• [Written exercise]: Take every line from the material that has the word "покладених" in it.

■ ■ ■ ■ ■

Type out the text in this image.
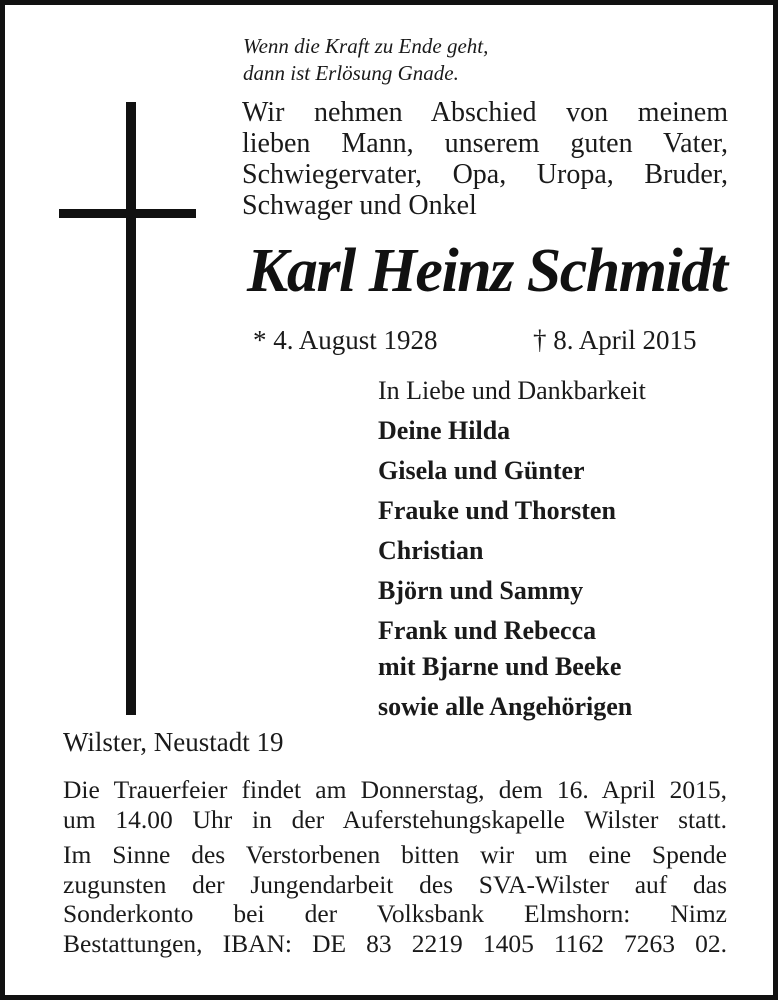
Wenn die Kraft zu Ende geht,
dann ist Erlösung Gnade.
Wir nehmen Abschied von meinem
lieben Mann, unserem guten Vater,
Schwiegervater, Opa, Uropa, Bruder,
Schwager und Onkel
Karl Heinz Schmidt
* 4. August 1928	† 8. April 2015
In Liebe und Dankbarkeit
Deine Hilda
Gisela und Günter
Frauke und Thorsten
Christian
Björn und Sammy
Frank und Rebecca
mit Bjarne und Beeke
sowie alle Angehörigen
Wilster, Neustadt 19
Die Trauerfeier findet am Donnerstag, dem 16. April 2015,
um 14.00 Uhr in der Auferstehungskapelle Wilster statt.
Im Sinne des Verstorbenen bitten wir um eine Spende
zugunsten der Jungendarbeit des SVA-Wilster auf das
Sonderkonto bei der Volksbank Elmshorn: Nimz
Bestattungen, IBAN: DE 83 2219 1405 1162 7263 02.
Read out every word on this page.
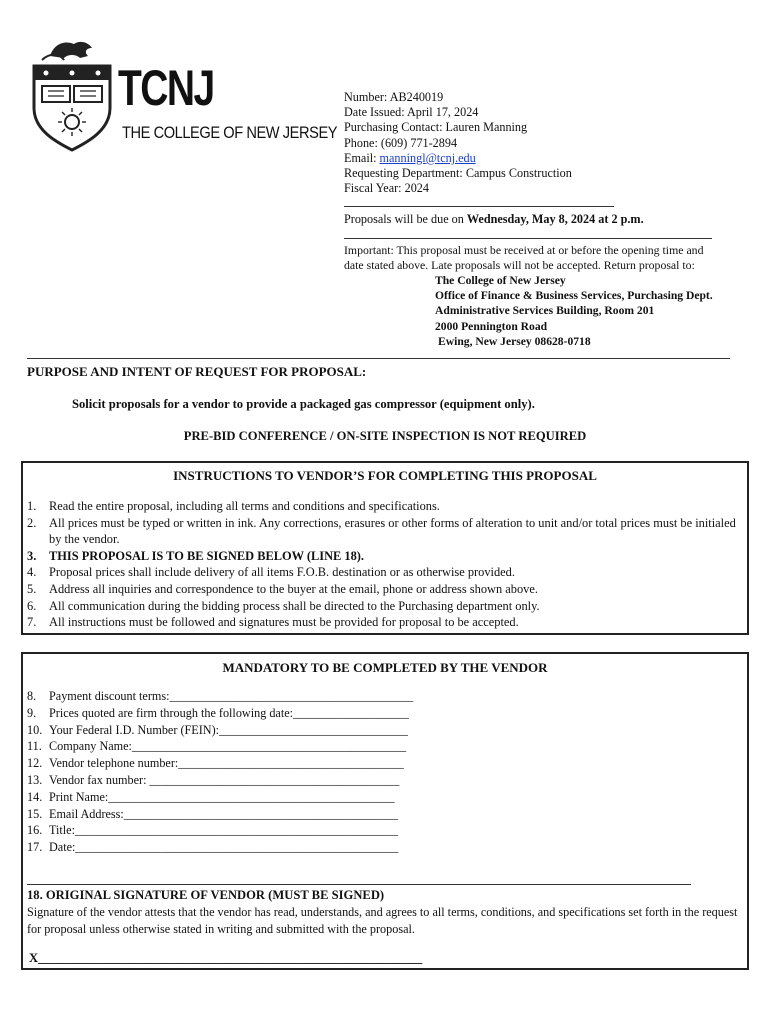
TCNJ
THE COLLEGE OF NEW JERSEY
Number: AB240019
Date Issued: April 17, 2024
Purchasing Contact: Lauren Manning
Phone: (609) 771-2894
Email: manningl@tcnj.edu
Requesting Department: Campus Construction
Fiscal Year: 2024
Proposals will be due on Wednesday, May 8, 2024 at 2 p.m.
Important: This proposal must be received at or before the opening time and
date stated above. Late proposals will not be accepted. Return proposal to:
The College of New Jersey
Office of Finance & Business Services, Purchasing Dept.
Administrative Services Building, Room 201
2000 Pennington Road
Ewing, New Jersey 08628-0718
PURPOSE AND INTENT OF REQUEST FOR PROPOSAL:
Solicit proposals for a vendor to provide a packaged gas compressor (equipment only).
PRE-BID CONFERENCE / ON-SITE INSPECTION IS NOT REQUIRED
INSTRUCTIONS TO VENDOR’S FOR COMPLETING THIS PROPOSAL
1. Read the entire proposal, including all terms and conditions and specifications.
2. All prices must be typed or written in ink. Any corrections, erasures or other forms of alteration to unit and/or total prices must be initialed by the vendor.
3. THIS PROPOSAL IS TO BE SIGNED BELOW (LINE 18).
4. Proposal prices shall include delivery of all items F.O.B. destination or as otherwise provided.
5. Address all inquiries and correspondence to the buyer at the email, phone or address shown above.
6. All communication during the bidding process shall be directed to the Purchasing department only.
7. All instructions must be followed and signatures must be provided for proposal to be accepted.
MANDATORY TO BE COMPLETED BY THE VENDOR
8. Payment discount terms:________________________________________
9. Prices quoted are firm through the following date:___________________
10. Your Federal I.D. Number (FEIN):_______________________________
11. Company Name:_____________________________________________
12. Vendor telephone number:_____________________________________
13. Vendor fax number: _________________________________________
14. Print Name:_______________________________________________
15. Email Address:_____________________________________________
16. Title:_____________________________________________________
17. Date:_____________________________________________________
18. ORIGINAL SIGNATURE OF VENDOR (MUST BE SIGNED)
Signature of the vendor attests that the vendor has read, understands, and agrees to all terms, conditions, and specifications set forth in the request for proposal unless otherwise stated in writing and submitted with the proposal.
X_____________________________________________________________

■ ■ ■ ■ ■

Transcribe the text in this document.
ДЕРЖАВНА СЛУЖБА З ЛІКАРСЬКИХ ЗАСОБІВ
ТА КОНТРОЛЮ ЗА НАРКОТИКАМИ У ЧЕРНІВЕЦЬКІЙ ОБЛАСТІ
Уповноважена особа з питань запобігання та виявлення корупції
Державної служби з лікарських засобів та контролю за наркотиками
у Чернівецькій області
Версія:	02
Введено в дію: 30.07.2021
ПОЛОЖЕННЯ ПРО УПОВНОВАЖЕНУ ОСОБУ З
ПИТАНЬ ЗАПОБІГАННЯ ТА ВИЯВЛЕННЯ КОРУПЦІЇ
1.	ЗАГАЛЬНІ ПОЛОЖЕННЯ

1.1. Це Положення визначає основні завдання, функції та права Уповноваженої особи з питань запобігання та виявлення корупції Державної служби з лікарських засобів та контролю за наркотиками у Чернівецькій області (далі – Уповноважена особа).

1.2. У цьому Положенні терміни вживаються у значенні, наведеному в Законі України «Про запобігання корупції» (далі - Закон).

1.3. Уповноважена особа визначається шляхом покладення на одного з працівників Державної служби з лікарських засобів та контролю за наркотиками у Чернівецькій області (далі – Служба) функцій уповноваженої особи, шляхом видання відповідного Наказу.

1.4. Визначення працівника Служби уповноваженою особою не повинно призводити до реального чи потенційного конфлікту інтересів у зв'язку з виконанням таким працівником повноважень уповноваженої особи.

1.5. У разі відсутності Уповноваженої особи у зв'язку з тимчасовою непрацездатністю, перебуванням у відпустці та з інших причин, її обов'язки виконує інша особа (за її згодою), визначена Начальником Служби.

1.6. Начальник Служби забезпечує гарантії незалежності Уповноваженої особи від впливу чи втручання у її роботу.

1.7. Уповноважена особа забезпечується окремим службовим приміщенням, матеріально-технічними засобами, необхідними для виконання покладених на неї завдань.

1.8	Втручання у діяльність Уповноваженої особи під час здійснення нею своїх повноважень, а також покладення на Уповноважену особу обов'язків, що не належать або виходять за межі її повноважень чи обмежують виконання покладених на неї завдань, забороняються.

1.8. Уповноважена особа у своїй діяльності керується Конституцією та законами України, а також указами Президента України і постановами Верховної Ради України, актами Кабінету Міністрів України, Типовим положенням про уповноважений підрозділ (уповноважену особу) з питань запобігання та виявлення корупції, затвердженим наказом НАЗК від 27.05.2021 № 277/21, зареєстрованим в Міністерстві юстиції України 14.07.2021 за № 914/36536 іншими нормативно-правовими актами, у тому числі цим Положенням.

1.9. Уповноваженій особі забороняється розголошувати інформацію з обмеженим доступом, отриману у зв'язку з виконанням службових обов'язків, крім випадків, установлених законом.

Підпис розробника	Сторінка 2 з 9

■ ■ ■ ■ ■

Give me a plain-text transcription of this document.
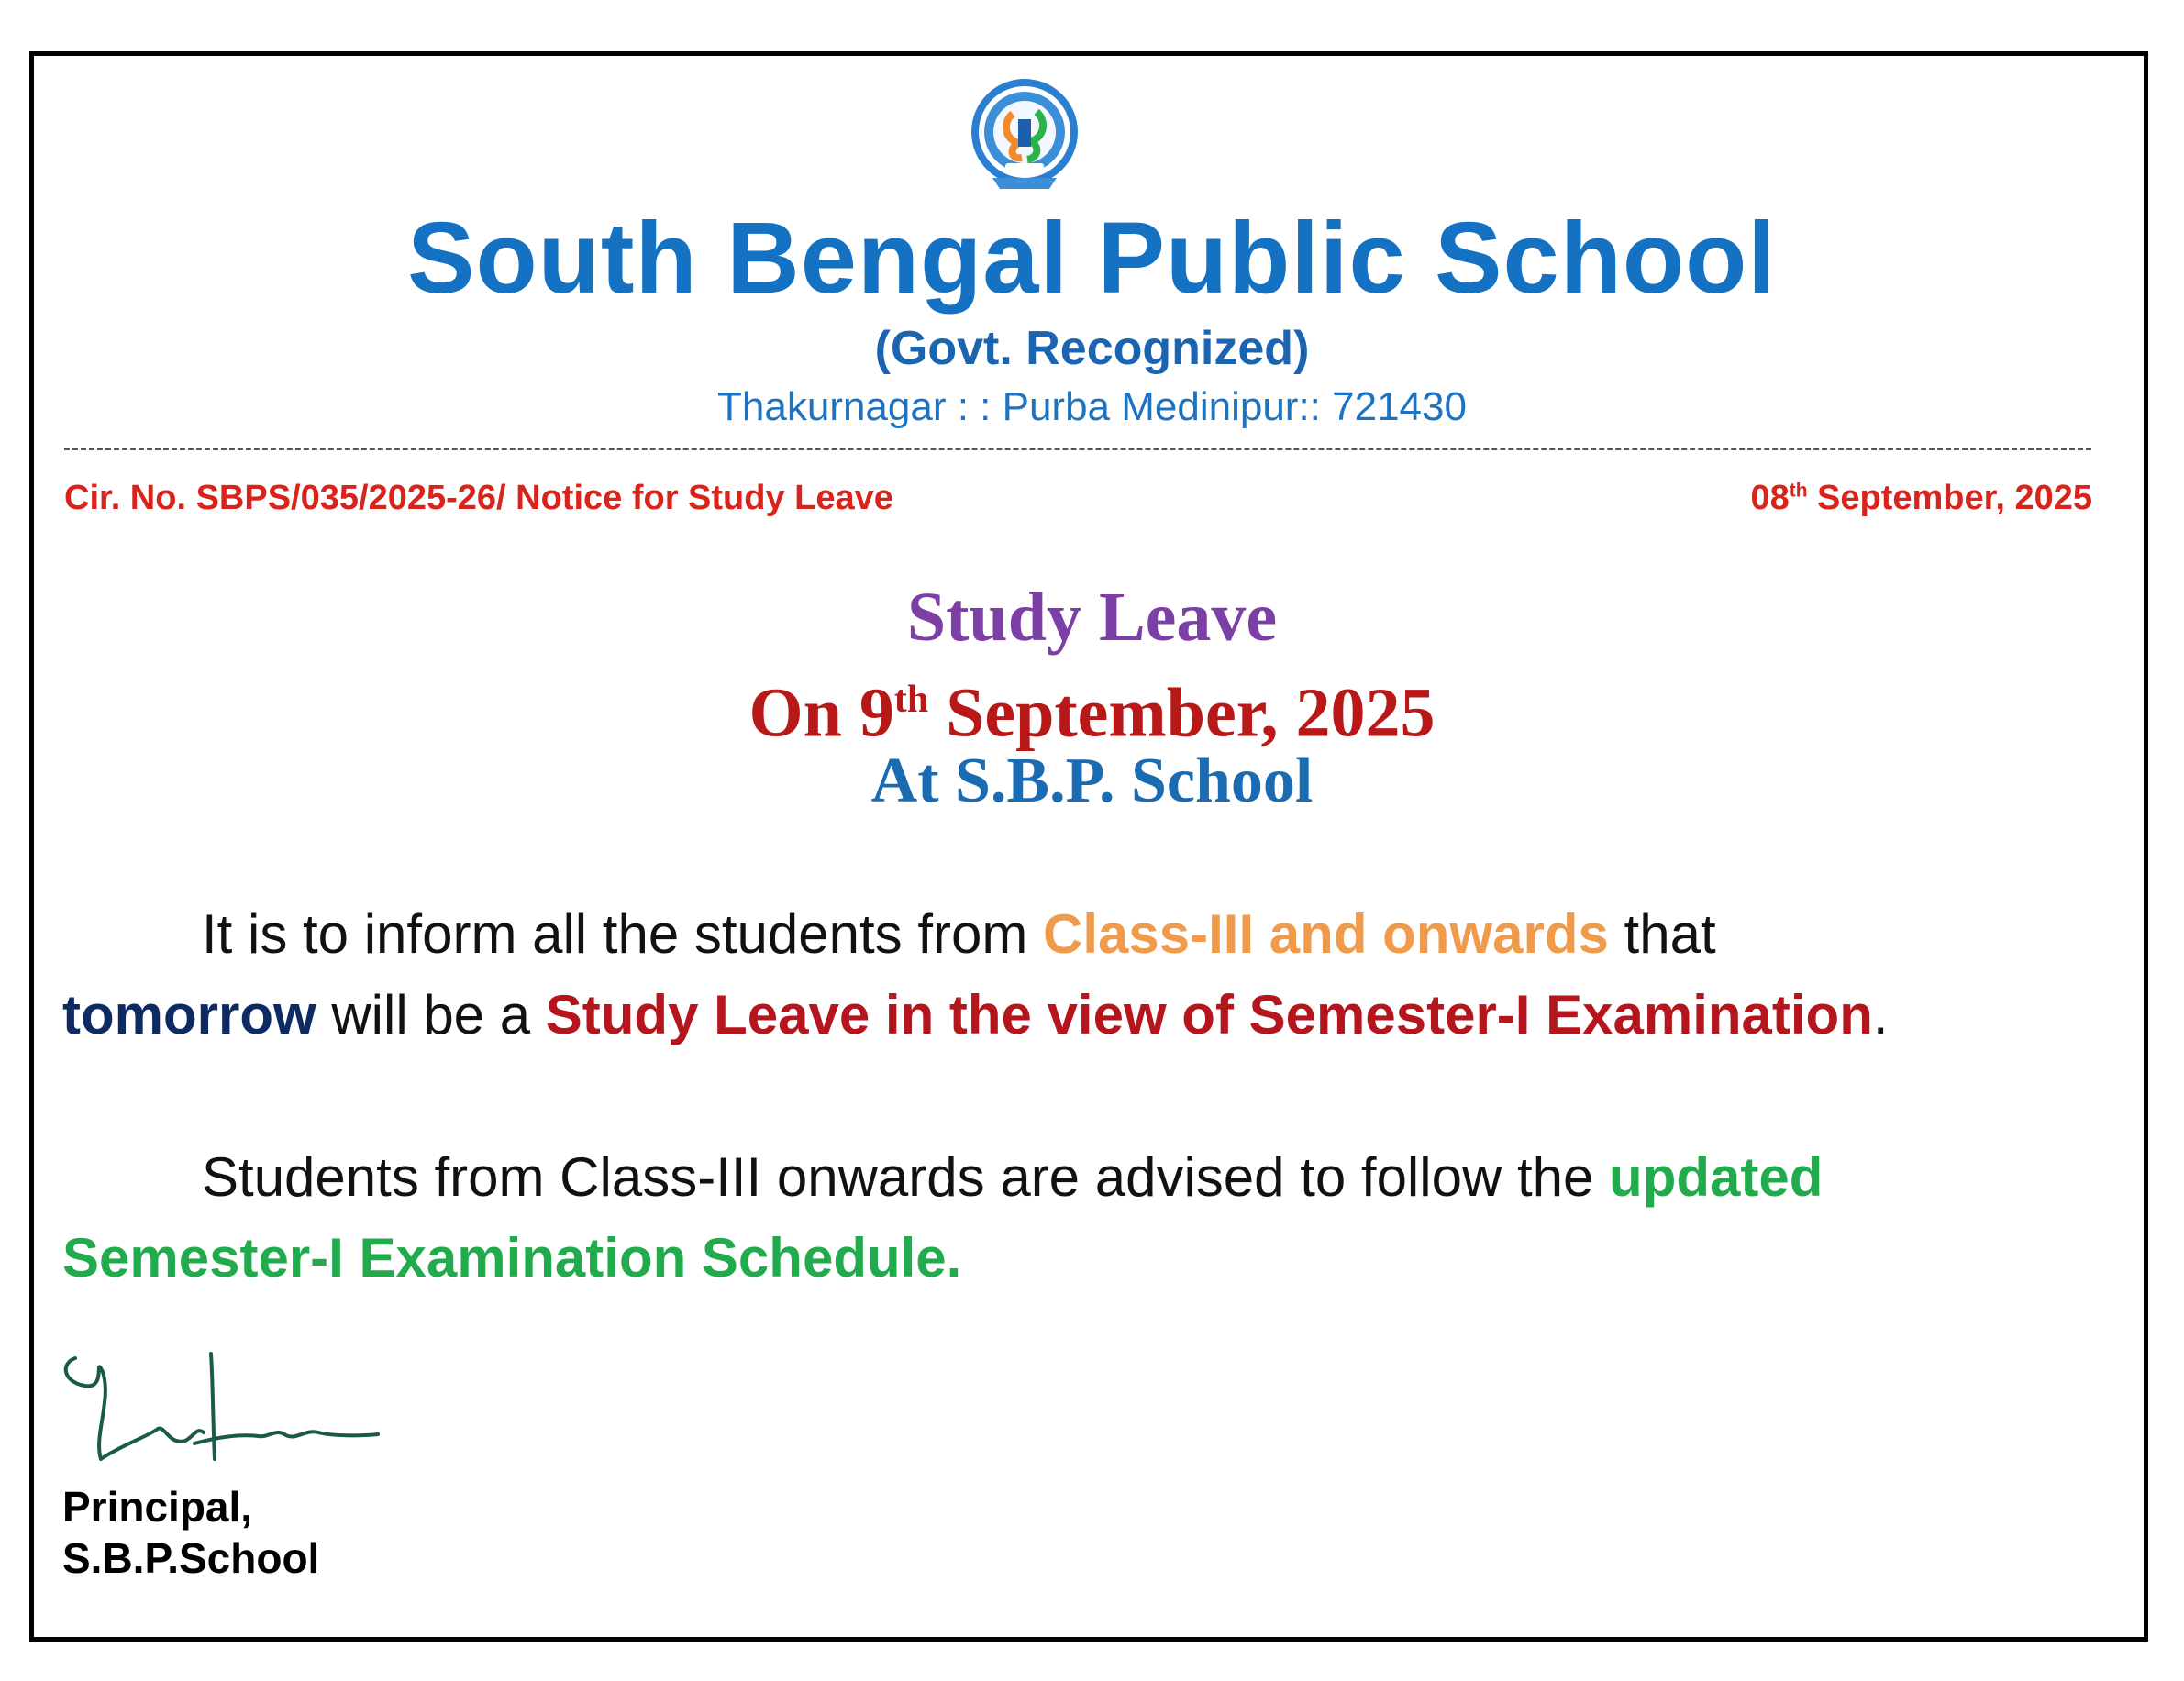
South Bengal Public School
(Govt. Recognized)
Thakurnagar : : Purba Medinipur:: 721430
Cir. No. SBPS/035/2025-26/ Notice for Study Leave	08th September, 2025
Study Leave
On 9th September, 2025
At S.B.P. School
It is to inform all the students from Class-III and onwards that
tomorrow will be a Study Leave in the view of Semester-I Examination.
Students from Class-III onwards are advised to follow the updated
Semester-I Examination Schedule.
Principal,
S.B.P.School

■ ■ ■ ■ ■

• [Output of the exercise]:
1.7. Уповноважена особа забезпечується окремим службовим приміщенням, матеріально-технічними засобами, необхідними для виконання покладених на неї завдань.
1.8	Втручання у діяльність Уповноваженої особи під час здійснення нею своїх повноважень, а також покладення на Уповноважену особу обов'язків, що не належать або виходять за межі її повноважень чи обмежують виконання покладених на неї завдань, забороняються.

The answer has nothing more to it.